*Entries supplied*.
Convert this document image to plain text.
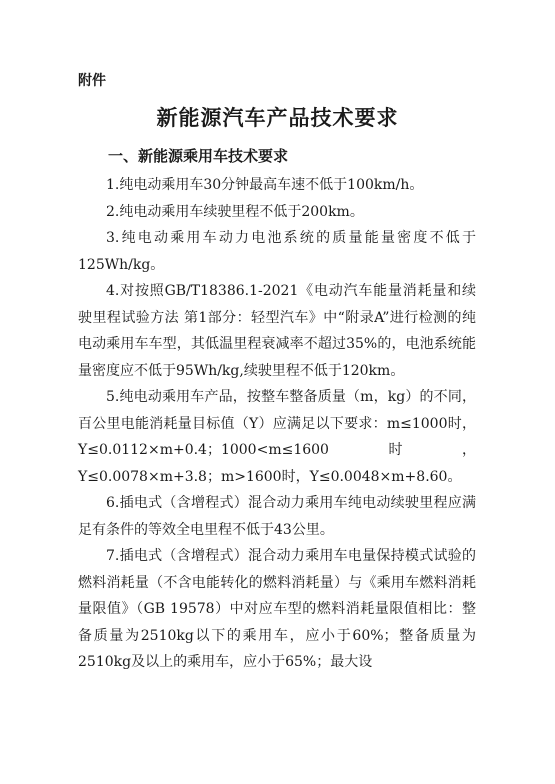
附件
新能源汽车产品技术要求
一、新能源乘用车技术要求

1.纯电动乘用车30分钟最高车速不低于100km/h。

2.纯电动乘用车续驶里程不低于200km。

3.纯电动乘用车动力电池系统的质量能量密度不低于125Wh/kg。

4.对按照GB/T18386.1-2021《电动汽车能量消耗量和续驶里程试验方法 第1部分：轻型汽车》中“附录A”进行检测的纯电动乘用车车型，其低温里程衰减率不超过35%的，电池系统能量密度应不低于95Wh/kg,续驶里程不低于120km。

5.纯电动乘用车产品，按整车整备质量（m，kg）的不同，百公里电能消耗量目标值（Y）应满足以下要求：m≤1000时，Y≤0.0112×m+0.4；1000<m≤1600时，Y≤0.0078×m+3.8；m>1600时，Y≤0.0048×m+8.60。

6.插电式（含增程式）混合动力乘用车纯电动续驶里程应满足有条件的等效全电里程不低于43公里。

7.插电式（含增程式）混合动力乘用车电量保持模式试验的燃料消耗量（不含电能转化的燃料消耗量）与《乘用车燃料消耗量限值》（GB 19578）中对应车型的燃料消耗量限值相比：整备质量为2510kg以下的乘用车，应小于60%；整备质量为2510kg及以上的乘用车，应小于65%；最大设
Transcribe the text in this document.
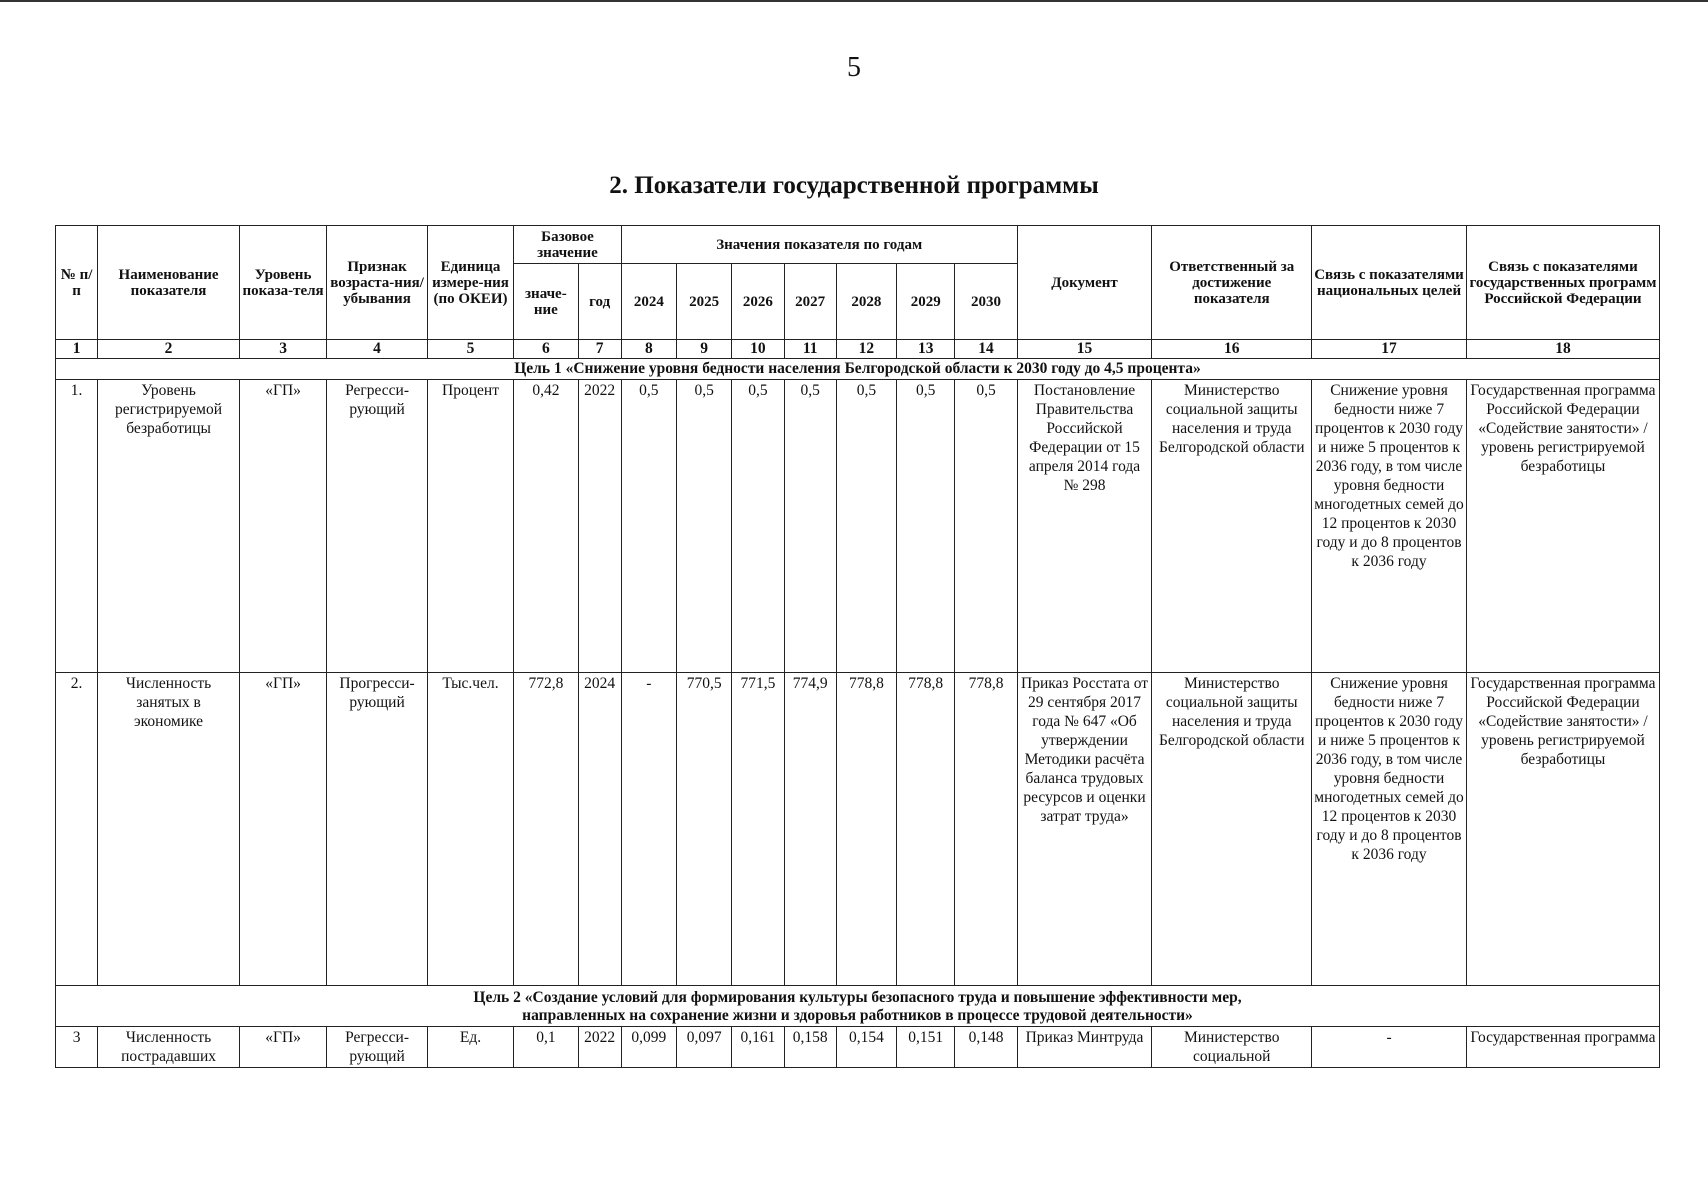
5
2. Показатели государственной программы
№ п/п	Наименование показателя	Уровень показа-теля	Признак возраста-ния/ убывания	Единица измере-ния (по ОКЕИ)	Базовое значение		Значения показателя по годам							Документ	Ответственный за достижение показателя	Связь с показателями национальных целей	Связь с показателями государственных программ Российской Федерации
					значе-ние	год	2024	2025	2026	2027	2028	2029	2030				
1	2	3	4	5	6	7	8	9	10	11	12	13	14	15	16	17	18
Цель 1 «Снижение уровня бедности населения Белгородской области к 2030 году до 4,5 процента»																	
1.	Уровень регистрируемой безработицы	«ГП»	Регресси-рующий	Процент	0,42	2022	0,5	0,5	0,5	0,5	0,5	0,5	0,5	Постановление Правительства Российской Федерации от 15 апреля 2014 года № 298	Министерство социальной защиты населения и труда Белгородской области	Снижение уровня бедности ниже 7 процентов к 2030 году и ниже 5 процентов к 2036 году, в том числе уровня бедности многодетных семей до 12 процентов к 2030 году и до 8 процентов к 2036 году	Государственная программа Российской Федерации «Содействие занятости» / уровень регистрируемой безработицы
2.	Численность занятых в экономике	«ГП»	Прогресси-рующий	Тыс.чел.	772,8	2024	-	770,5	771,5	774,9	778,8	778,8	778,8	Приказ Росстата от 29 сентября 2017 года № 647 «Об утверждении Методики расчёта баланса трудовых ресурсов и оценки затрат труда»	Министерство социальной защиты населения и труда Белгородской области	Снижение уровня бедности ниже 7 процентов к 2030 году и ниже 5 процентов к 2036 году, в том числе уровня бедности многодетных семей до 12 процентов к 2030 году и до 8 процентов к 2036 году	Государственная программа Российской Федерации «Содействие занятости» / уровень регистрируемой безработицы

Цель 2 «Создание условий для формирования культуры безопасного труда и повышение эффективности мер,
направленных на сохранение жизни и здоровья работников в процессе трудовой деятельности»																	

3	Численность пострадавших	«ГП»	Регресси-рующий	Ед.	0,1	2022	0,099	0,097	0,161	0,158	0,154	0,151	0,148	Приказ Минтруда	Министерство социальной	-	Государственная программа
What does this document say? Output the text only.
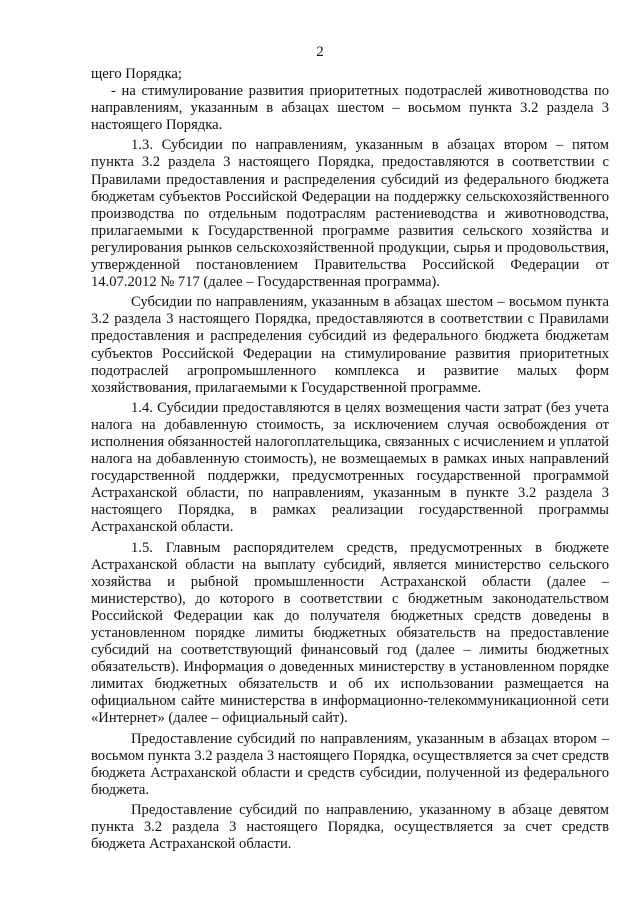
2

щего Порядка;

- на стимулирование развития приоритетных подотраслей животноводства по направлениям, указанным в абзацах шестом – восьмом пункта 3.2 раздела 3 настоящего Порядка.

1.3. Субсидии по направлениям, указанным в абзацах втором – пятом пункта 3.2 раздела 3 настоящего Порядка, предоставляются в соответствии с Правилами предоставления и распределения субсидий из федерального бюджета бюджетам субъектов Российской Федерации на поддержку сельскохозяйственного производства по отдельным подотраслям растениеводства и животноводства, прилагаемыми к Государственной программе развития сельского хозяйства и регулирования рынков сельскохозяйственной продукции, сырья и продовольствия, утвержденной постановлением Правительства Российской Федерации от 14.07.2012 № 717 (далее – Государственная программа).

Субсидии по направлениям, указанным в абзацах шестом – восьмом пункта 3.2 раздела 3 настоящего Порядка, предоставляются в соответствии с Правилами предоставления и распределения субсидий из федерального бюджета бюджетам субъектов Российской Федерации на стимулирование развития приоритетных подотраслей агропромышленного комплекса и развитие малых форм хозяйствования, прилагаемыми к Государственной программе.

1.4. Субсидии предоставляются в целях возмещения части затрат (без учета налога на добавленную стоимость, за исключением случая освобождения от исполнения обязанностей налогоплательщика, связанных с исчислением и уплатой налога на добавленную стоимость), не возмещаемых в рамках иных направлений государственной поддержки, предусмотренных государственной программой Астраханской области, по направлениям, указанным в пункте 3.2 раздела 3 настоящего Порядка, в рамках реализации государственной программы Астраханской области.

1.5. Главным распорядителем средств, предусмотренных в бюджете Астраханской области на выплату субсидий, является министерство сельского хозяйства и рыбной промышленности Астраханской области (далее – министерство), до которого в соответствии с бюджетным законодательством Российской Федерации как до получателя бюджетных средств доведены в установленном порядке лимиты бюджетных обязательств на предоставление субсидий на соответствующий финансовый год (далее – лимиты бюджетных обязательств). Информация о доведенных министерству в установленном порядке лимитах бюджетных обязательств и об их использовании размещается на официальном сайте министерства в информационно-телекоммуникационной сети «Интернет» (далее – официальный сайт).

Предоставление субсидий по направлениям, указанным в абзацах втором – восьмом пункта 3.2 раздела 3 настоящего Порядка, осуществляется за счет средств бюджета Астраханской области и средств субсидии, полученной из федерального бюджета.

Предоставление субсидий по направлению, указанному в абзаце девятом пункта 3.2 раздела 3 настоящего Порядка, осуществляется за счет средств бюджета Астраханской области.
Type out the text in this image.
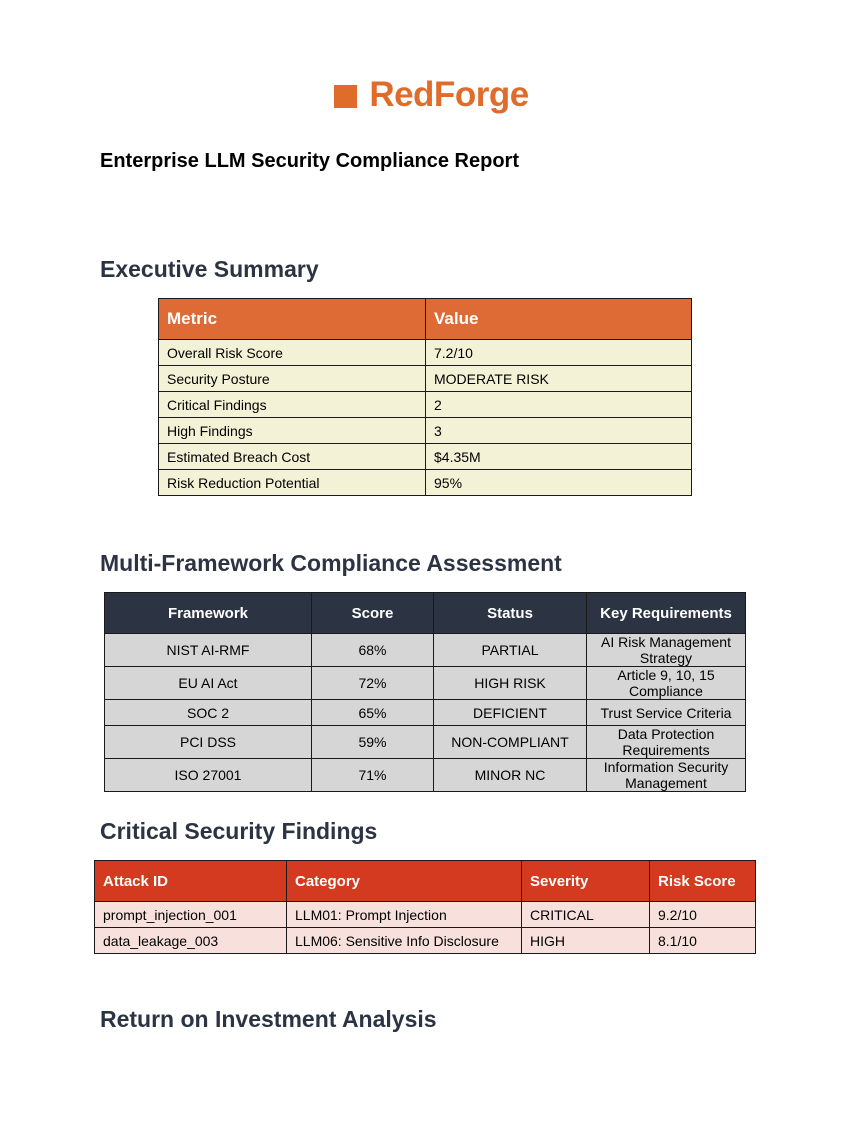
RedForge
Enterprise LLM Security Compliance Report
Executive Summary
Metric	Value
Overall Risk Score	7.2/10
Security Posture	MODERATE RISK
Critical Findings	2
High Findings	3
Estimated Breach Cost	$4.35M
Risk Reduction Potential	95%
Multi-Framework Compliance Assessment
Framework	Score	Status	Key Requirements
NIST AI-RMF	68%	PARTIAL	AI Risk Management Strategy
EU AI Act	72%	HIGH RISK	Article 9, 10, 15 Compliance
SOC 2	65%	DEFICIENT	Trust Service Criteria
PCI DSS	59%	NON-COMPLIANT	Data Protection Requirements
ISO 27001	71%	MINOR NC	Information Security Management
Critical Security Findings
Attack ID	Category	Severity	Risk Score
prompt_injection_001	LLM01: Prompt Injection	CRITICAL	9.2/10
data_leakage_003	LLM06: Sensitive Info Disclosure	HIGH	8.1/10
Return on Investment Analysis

*Stated task*.
Every entry above is to be set down exactly; the pictures are to be left out.

*Exercise response*.
Convert this document image to plain text.
附件
新能源汽车产品技术要求
一、新能源乘用车技术要求

1.纯电动乘用车30分钟最高车速不低于100km/h。

2.纯电动乘用车续驶里程不低于200km。

3.纯电动乘用车动力电池系统的质量能量密度不低于125Wh/kg。

4.对按照GB/T18386.1-2021《电动汽车能量消耗量和续驶里程试验方法 第1部分：轻型汽车》中“附录A”进行检测的纯电动乘用车车型，其低温里程衰减率不超过35%的，电池系统能量密度应不低于95Wh/kg,续驶里程不低于120km。

5.纯电动乘用车产品，按整车整备质量（m，kg）的不同，百公里电能消耗量目标值（Y）应满足以下要求：m≤1000时，Y≤0.0112×m+0.4；1000<m≤1600时，Y≤0.0078×m+3.8；m>1600时，Y≤0.0048×m+8.60。

6.插电式（含增程式）混合动力乘用车纯电动续驶里程应满足有条件的等效全电里程不低于43公里。

7.插电式（含增程式）混合动力乘用车电量保持模式试验的燃料消耗量（不含电能转化的燃料消耗量）与《乘用车燃料消耗量限值》（GB 19578）中对应车型的燃料消耗量限值相比：整备质量为2510kg以下的乘用车，应小于60%；整备质量为2510kg及以上的乘用车，应小于65%；最大设
Transcribe the text in this document.
5
2. Показатели государственной программы
№ п/п	Наименование показателя	Уровень показа-теля	Признак возраста-ния/ убывания	Единица измере-ния (по ОКЕИ)	Базовое значение		Значения показателя по годам							Документ	Ответственный за достижение показателя	Связь с показателями национальных целей	Связь с показателями государственных программ Российской Федерации
					значе-ние	год	2024	2025	2026	2027	2028	2029	2030				
1	2	3	4	5	6	7	8	9	10	11	12	13	14	15	16	17	18
Цель 1 «Снижение уровня бедности населения Белгородской области к 2030 году до 4,5 процента»																	
1.	Уровень регистрируемой безработицы	«ГП»	Регресси-рующий	Процент	0,42	2022	0,5	0,5	0,5	0,5	0,5	0,5	0,5	Постановление Правительства Российской Федерации от 15 апреля 2014 года № 298	Министерство социальной защиты населения и труда Белгородской области	Снижение уровня бедности ниже 7 процентов к 2030 году и ниже 5 процентов к 2036 году, в том числе уровня бедности многодетных семей до 12 процентов к 2030 году и до 8 процентов к 2036 году	Государственная программа Российской Федерации «Содействие занятости» / уровень регистрируемой безработицы
2.	Численность занятых в экономике	«ГП»	Прогресси-рующий	Тыс.чел.	772,8	2024	-	770,5	771,5	774,9	778,8	778,8	778,8	Приказ Росстата от 29 сентября 2017 года № 647 «Об утверждении Методики расчёта баланса трудовых ресурсов и оценки затрат труда»	Министерство социальной защиты населения и труда Белгородской области	Снижение уровня бедности ниже 7 процентов к 2030 году и ниже 5 процентов к 2036 году, в том числе уровня бедности многодетных семей до 12 процентов к 2030 году и до 8 процентов к 2036 году	Государственная программа Российской Федерации «Содействие занятости» / уровень регистрируемой безработицы

Цель 2 «Создание условий для формирования культуры безопасного труда и повышение эффективности мер,
направленных на сохранение жизни и здоровья работников в процессе трудовой деятельности»																	

3	Численность пострадавших	«ГП»	Регресси-рующий	Ед.	0,1	2022	0,099	0,097	0,161	0,158	0,154	0,151	0,148	Приказ Минтруда	Министерство социальной	-	Государственная программа
What does this document say? Output the text only.
2

щего Порядка;

- на стимулирование развития приоритетных подотраслей животноводства по направлениям, указанным в абзацах шестом – восьмом пункта 3.2 раздела 3 настоящего Порядка.

1.3. Субсидии по направлениям, указанным в абзацах втором – пятом пункта 3.2 раздела 3 настоящего Порядка, предоставляются в соответствии с Правилами предоставления и распределения субсидий из федерального бюджета бюджетам субъектов Российской Федерации на поддержку сельскохозяйственного производства по отдельным подотраслям растениеводства и животноводства, прилагаемыми к Государственной программе развития сельского хозяйства и регулирования рынков сельскохозяйственной продукции, сырья и продовольствия, утвержденной постановлением Правительства Российской Федерации от 14.07.2012 № 717 (далее – Государственная программа).

Субсидии по направлениям, указанным в абзацах шестом – восьмом пункта 3.2 раздела 3 настоящего Порядка, предоставляются в соответствии с Правилами предоставления и распределения субсидий из федерального бюджета бюджетам субъектов Российской Федерации на стимулирование развития приоритетных подотраслей агропромышленного комплекса и развитие малых форм хозяйствования, прилагаемыми к Государственной программе.

1.4. Субсидии предоставляются в целях возмещения части затрат (без учета налога на добавленную стоимость, за исключением случая освобождения от исполнения обязанностей налогоплательщика, связанных с исчислением и уплатой налога на добавленную стоимость), не возмещаемых в рамках иных направлений государственной поддержки, предусмотренных государственной программой Астраханской области, по направлениям, указанным в пункте 3.2 раздела 3 настоящего Порядка, в рамках реализации государственной программы Астраханской области.

1.5. Главным распорядителем средств, предусмотренных в бюджете Астраханской области на выплату субсидий, является министерство сельского хозяйства и рыбной промышленности Астраханской области (далее – министерство), до которого в соответствии с бюджетным законодательством Российской Федерации как до получателя бюджетных средств доведены в установленном порядке лимиты бюджетных обязательств на предоставление субсидий на соответствующий финансовый год (далее – лимиты бюджетных обязательств). Информация о доведенных министерству в установленном порядке лимитах бюджетных обязательств и об их использовании размещается на официальном сайте министерства в информационно-телекоммуникационной сети «Интернет» (далее – официальный сайт).

Предоставление субсидий по направлениям, указанным в абзацах втором – восьмом пункта 3.2 раздела 3 настоящего Порядка, осуществляется за счет средств бюджета Астраханской области и средств субсидии, полученной из федерального бюджета.

Предоставление субсидий по направлению, указанному в абзаце девятом пункта 3.2 раздела 3 настоящего Порядка, осуществляется за счет средств бюджета Астраханской области.
Type out the text in this image.
RedForge
Enterprise LLM Security Compliance Report
Executive Summary
Metric	Value
Overall Risk Score	7.2/10
Security Posture	MODERATE RISK
Critical Findings	2
High Findings	3
Estimated Breach Cost	$4.35M
Risk Reduction Potential	95%
Multi-Framework Compliance Assessment
Framework	Score	Status	Key Requirements
NIST AI-RMF	68%	PARTIAL	AI Risk Management Strategy
EU AI Act	72%	HIGH RISK	Article 9, 10, 15 Compliance
SOC 2	65%	DEFICIENT	Trust Service Criteria
PCI DSS	59%	NON-COMPLIANT	Data Protection Requirements
ISO 27001	71%	MINOR NC	Information Security Management
Critical Security Findings
Attack ID	Category	Severity	Risk Score
prompt_injection_001	LLM01: Prompt Injection	CRITICAL	9.2/10
data_leakage_003	LLM06: Sensitive Info Disclosure	HIGH	8.1/10
Return on Investment Analysis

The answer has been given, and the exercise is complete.